= Atividades propostas =
(A) Indique se cada afirmação a seguir está de acordo com o texto sobre a Petrobras e o Pré-Sal. Para cada uma, responda sim ou não e cite literalmente as palavras do texto que decidem a questão.
(i) A Petrobras é a operadora única do Pré-Sal.
(ii) Os congressistas do mandato de 1995 a 1998 extinguiram o monopólio estatal do petróleo.
(iii) A venda de ações da Petrobras na Bolsa de Nova York ocorreu durante o governo Lula.
(B) Reproduza fielmente o trecho do texto sobre a Petrobras e o Pré-Sal, começando em "Ainda sobre este" e seguindo até "o governo FHC.", inclusive.

= Trecho selecionado =
--------------------------------------------------
A Petrobras, sendo a operadora única do Pré-Sal, irá buscar comprar ao máximo localmente, o que é uma boa notícia. Entretanto, é penoso saber que, neste exato momento, há uma corrida para a compra de empresas nacionais por parte de empresas estrangeiras para serem exatamente fornecedoras do Pré-Sal.

 

Se algum leitor não está sabendo que as empresas brasileiras de capital nacional trazem maior benefício para nossa sociedade que as também brasileiras, mas de capital estrangeiro, basta ver os fluxos de médio prazo das entradas e saídas de capital no país referentes às duas. Aliás, os congressistas do mandato de 1995 a 1998, que formaram um dos piores Congressos que o Brasil já teve nos últimos anos, conseguiram piorar a Constituição de 1988 em vários pontos, inclusive extinguindo algum privilégio que a empresa genuinamente nacional possuía.

 

Estes congressistas extinguiram também o monopólio estatal do petróleo. Se ele nunca tivesse existido, não existiria a Petrobrás, pois ela foi criada para ser a executora do monopólio em nome da União, e o setor de petróleo do nosso país estaria dominado pelas petrolíferas estrangeiras. Elas estariam investindo, como, na verdade, estão, na busca de petróleo na Ásia Central e no Leste da África, e no melhor dimensionamento das reservas do Oriente Médio e do Norte da África. Assim, o Pré-Sal não teria sido ainda descoberto e, quiçá, a bacia de Campos também não. Para descobrir esta bacia e o Pré-Sal, a Petrobrás atuou com o interesse de empresa do Estado, não com a lógica de empresa privada.

 

Outra contorção intelectual causada pelos dias atuais trata-se do fato que, em muitas situações, empresas brasileiras têm como seus acionistas grandes fundos de investimento constituídos no Brasil, mas com capitais internacionais. Neste caso, ela é uma empresa brasileira de capital nacional, se for olhado o investidor próximo, e de capital estrangeiro, se for analisada mais detalhadamente.

 

Ainda sobre este ponto, a Petrobrás é uma empresa estatal brasileira, porque a União detém o controle sobre ela, porém, esta empresa transfere, aproximadamente, tanto dividendo para investidores privados do exterior, quanto deixa para investidores privados do país. Isto ocorre graças à desnecessária venda de ações da Petrobrás na Bolsa de Nova York durante o governo FHC.
--------------------------------------------------
= Dados de origem =
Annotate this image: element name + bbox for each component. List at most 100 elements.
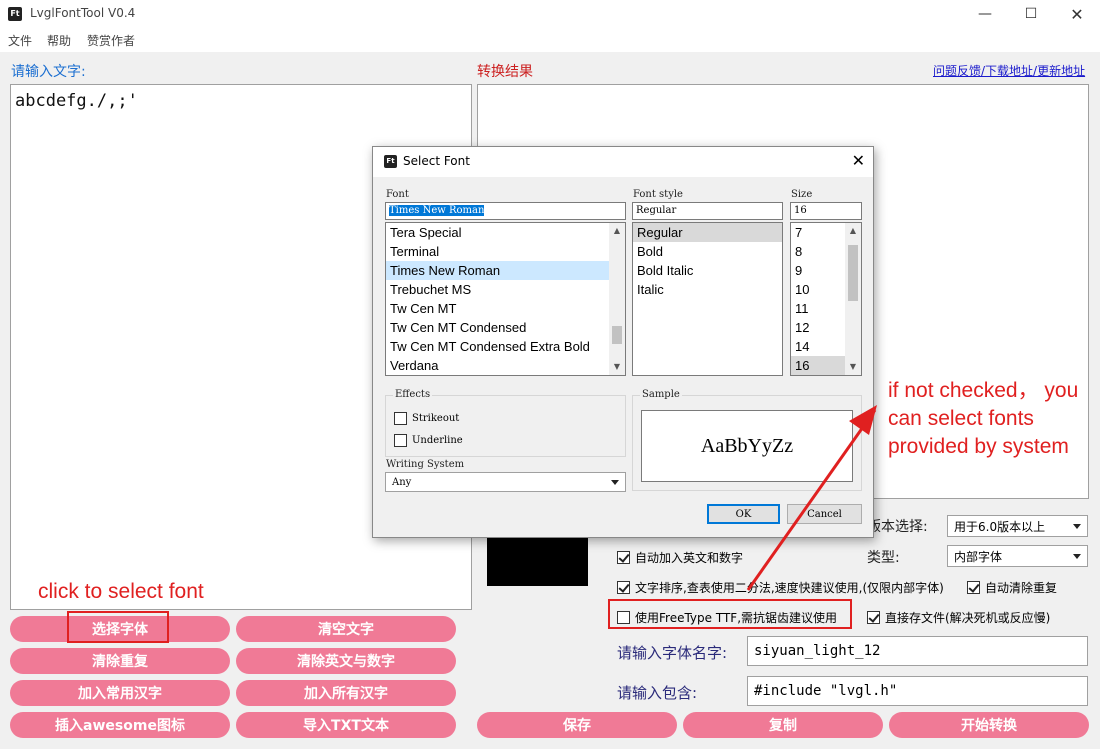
--------------------------------------------------
= Respostas apresentadas =
(A)
(i) Sim: "A Petrobras, sendo a operadora única do Pré-Sal"
(ii) Sim: "Estes congressistas extinguiram também o monopólio estatal do petróleo."
(iii) Não: "durante o governo FHC"

(B)
Ainda sobre este ponto, a Petrobrás é uma empresa estatal brasileira, porque a União detém o controle sobre ela, porém, esta empresa transfere, aproximadamente, tanto dividendo para investidores privados do exterior, quanto deixa para investidores privados do país. Isto ocorre graças à desnecessária venda de ações da Petrobrás na Bolsa de Nova York durante o governo FHC.